- [Your goal] Extract all data as written.

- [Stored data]
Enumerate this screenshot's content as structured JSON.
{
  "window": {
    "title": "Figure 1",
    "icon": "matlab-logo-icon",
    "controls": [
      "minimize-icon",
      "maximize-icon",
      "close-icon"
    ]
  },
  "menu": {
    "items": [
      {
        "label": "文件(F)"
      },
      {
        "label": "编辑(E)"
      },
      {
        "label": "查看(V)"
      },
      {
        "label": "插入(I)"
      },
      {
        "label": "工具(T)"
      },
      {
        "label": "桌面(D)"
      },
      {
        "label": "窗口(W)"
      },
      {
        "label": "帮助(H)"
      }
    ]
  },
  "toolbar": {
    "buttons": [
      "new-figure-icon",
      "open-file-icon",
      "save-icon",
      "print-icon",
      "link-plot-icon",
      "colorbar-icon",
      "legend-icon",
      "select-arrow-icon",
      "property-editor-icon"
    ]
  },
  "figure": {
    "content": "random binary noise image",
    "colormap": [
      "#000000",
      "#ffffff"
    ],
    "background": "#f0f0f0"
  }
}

- [Solution for this exercise]
Enumerate this screenshot's content as structured JSON.
{
  "window": {
    "title": "Figure 1",
    "icon": "matlab-logo-icon",
    "controls": [
      "minimize-icon",
      "maximize-icon",
      "close-icon"
    ]
  },
  "menu": {
    "items": [
      {
        "label": "文件(F)"
      },
      {
        "label": "编辑(E)"
      },
      {
        "label": "查看(V)"
      },
      {
        "label": "插入(I)"
      },
      {
        "label": "工具(T)"
      },
      {
        "label": "桌面(D)"
      },
      {
        "label": "窗口(W)"
      },
      {
        "label": "帮助(H)"
      }
    ]
  },
  "toolbar": {
    "buttons": [
      "new-figure-icon",
      "open-file-icon",
      "save-icon",
      "print-icon",
      "link-plot-icon",
      "colorbar-icon",
      "legend-icon",
      "select-arrow-icon",
      "property-editor-icon"
    ]
  },
  "figure": {
    "content": "random binary noise image",
    "colormap": [
      "#000000",
      "#ffffff"
    ],
    "background": "#f0f0f0"
  }
}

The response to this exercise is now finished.